## BEGIN

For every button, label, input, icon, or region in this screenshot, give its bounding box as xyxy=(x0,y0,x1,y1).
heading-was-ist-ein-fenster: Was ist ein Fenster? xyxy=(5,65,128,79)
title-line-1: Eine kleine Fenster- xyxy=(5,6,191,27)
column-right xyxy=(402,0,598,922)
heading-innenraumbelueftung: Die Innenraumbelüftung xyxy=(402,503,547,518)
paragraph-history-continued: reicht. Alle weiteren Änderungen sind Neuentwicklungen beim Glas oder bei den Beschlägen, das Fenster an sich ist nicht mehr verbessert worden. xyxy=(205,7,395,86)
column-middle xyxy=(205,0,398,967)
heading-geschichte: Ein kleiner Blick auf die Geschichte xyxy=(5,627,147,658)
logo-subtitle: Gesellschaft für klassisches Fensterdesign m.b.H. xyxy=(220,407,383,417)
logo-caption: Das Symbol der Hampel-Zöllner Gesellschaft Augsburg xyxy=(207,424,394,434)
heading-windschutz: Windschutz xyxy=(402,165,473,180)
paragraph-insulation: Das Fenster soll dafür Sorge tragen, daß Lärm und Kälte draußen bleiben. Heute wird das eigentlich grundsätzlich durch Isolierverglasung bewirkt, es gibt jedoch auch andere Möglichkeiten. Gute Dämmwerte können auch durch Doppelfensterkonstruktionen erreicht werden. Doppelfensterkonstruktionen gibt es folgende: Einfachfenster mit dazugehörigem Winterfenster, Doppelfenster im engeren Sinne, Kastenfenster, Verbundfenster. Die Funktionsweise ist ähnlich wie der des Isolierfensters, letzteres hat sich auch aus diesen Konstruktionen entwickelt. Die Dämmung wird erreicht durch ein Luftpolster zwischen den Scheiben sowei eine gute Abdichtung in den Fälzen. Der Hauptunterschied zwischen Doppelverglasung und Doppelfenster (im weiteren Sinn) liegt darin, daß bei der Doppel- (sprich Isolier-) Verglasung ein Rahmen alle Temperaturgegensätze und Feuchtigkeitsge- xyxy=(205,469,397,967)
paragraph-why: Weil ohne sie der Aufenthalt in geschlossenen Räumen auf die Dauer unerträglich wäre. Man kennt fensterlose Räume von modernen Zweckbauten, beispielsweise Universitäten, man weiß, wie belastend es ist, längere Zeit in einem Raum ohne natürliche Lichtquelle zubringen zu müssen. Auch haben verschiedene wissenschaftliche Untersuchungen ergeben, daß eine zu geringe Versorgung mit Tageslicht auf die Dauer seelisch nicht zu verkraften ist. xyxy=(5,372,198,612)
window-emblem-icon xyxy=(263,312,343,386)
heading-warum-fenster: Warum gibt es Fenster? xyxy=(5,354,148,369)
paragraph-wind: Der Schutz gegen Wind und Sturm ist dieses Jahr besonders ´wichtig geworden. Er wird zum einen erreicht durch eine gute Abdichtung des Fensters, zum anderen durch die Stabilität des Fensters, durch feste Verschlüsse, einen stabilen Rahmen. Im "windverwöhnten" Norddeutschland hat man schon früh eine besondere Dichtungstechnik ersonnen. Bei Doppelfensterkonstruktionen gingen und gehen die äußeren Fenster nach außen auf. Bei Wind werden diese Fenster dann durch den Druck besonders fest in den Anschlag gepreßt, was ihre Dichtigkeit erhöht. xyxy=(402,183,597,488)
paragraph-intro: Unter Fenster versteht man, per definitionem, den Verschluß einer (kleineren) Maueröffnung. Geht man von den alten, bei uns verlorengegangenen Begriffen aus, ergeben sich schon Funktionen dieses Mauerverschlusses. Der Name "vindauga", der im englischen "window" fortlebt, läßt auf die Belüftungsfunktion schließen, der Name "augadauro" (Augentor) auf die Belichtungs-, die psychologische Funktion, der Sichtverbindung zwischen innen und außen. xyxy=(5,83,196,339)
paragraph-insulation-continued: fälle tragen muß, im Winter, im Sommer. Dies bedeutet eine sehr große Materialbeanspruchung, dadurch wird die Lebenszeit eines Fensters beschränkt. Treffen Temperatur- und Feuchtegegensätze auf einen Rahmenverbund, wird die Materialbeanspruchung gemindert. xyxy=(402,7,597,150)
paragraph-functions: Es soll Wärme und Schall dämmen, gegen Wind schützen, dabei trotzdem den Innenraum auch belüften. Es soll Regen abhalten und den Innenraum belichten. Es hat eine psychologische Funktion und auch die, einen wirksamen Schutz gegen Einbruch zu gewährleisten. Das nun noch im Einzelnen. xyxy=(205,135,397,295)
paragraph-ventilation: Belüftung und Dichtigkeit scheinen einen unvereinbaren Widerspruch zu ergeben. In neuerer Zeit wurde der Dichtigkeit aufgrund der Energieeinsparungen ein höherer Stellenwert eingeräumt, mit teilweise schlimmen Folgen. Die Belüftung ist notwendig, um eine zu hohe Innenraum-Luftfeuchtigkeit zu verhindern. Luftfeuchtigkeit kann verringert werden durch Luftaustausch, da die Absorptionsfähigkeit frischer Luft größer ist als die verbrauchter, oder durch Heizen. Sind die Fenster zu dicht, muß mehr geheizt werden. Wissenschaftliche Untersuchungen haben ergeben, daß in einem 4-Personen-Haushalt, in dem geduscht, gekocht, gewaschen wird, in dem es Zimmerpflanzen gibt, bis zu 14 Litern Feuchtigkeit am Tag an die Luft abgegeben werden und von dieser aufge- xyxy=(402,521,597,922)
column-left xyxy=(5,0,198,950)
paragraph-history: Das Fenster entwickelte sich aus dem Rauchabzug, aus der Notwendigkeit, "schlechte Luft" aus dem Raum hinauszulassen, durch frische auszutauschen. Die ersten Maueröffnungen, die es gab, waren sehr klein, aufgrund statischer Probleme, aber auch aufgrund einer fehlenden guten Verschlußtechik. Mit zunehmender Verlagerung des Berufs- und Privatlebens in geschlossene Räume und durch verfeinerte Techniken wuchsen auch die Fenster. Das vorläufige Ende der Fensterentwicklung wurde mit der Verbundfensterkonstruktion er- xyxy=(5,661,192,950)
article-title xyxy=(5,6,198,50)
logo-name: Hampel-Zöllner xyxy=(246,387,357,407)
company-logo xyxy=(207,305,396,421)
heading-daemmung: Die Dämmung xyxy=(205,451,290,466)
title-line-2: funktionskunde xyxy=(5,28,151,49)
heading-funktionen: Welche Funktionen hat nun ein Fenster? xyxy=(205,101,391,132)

## END

> [What you need to do]:
Reproduce every one of the lines above word for word, leaving nothing out and changing nothing.

> [Correct result]:
For every button, label, input, icon, or region in this screenshot, give its bounding box as xyxy=(x0,y0,x1,y1).
heading-was-ist-ein-fenster: Was ist ein Fenster? xyxy=(5,65,128,79)
title-line-1: Eine kleine Fenster- xyxy=(5,6,191,27)
column-right xyxy=(402,0,598,922)
heading-innenraumbelueftung: Die Innenraumbelüftung xyxy=(402,503,547,518)
paragraph-history-continued: reicht. Alle weiteren Änderungen sind Neuentwicklungen beim Glas oder bei den Beschlägen, das Fenster an sich ist nicht mehr verbessert worden. xyxy=(205,7,395,86)
column-middle xyxy=(205,0,398,967)
heading-geschichte: Ein kleiner Blick auf die Geschichte xyxy=(5,627,147,658)
logo-subtitle: Gesellschaft für klassisches Fensterdesign m.b.H. xyxy=(220,407,383,417)
logo-caption: Das Symbol der Hampel-Zöllner Gesellschaft Augsburg xyxy=(207,424,394,434)
heading-windschutz: Windschutz xyxy=(402,165,473,180)
paragraph-insulation: Das Fenster soll dafür Sorge tragen, daß Lärm und Kälte draußen bleiben. Heute wird das eigentlich grundsätzlich durch Isolierverglasung bewirkt, es gibt jedoch auch andere Möglichkeiten. Gute Dämmwerte können auch durch Doppelfensterkonstruktionen erreicht werden. Doppelfensterkonstruktionen gibt es folgende: Einfachfenster mit dazugehörigem Winterfenster, Doppelfenster im engeren Sinne, Kastenfenster, Verbundfenster. Die Funktionsweise ist ähnlich wie der des Isolierfensters, letzteres hat sich auch aus diesen Konstruktionen entwickelt. Die Dämmung wird erreicht durch ein Luftpolster zwischen den Scheiben sowei eine gute Abdichtung in den Fälzen. Der Hauptunterschied zwischen Doppelverglasung und Doppelfenster (im weiteren Sinn) liegt darin, daß bei der Doppel- (sprich Isolier-) Verglasung ein Rahmen alle Temperaturgegensätze und Feuchtigkeitsge- xyxy=(205,469,397,967)
paragraph-why: Weil ohne sie der Aufenthalt in geschlossenen Räumen auf die Dauer unerträglich wäre. Man kennt fensterlose Räume von modernen Zweckbauten, beispielsweise Universitäten, man weiß, wie belastend es ist, längere Zeit in einem Raum ohne natürliche Lichtquelle zubringen zu müssen. Auch haben verschiedene wissenschaftliche Untersuchungen ergeben, daß eine zu geringe Versorgung mit Tageslicht auf die Dauer seelisch nicht zu verkraften ist. xyxy=(5,372,198,612)
window-emblem-icon xyxy=(263,312,343,386)
heading-warum-fenster: Warum gibt es Fenster? xyxy=(5,354,148,369)
paragraph-wind: Der Schutz gegen Wind und Sturm ist dieses Jahr besonders ´wichtig geworden. Er wird zum einen erreicht durch eine gute Abdichtung des Fensters, zum anderen durch die Stabilität des Fensters, durch feste Verschlüsse, einen stabilen Rahmen. Im "windverwöhnten" Norddeutschland hat man schon früh eine besondere Dichtungstechnik ersonnen. Bei Doppelfensterkonstruktionen gingen und gehen die äußeren Fenster nach außen auf. Bei Wind werden diese Fenster dann durch den Druck besonders fest in den Anschlag gepreßt, was ihre Dichtigkeit erhöht. xyxy=(402,183,597,488)
paragraph-intro: Unter Fenster versteht man, per definitionem, den Verschluß einer (kleineren) Maueröffnung. Geht man von den alten, bei uns verlorengegangenen Begriffen aus, ergeben sich schon Funktionen dieses Mauerverschlusses. Der Name "vindauga", der im englischen "window" fortlebt, läßt auf die Belüftungsfunktion schließen, der Name "augadauro" (Augentor) auf die Belichtungs-, die psychologische Funktion, der Sichtverbindung zwischen innen und außen. xyxy=(5,83,196,339)
paragraph-insulation-continued: fälle tragen muß, im Winter, im Sommer. Dies bedeutet eine sehr große Materialbeanspruchung, dadurch wird die Lebenszeit eines Fensters beschränkt. Treffen Temperatur- und Feuchtegegensätze auf einen Rahmenverbund, wird die Materialbeanspruchung gemindert. xyxy=(402,7,597,150)
paragraph-functions: Es soll Wärme und Schall dämmen, gegen Wind schützen, dabei trotzdem den Innenraum auch belüften. Es soll Regen abhalten und den Innenraum belichten. Es hat eine psychologische Funktion und auch die, einen wirksamen Schutz gegen Einbruch zu gewährleisten. Das nun noch im Einzelnen. xyxy=(205,135,397,295)
paragraph-ventilation: Belüftung und Dichtigkeit scheinen einen unvereinbaren Widerspruch zu ergeben. In neuerer Zeit wurde der Dichtigkeit aufgrund der Energieeinsparungen ein höherer Stellenwert eingeräumt, mit teilweise schlimmen Folgen. Die Belüftung ist notwendig, um eine zu hohe Innenraum-Luftfeuchtigkeit zu verhindern. Luftfeuchtigkeit kann verringert werden durch Luftaustausch, da die Absorptionsfähigkeit frischer Luft größer ist als die verbrauchter, oder durch Heizen. Sind die Fenster zu dicht, muß mehr geheizt werden. Wissenschaftliche Untersuchungen haben ergeben, daß in einem 4-Personen-Haushalt, in dem geduscht, gekocht, gewaschen wird, in dem es Zimmerpflanzen gibt, bis zu 14 Litern Feuchtigkeit am Tag an die Luft abgegeben werden und von dieser aufge- xyxy=(402,521,597,922)
column-left xyxy=(5,0,198,950)
paragraph-history: Das Fenster entwickelte sich aus dem Rauchabzug, aus der Notwendigkeit, "schlechte Luft" aus dem Raum hinauszulassen, durch frische auszutauschen. Die ersten Maueröffnungen, die es gab, waren sehr klein, aufgrund statischer Probleme, aber auch aufgrund einer fehlenden guten Verschlußtechik. Mit zunehmender Verlagerung des Berufs- und Privatlebens in geschlossene Räume und durch verfeinerte Techniken wuchsen auch die Fenster. Das vorläufige Ende der Fensterentwicklung wurde mit der Verbundfensterkonstruktion er- xyxy=(5,661,192,950)
article-title xyxy=(5,6,198,50)
logo-name: Hampel-Zöllner xyxy=(246,387,357,407)
company-logo xyxy=(207,305,396,421)
heading-daemmung: Die Dämmung xyxy=(205,451,290,466)
title-line-2: funktionskunde xyxy=(5,28,151,49)
heading-funktionen: Welche Funktionen hat nun ein Fenster? xyxy=(205,101,391,132)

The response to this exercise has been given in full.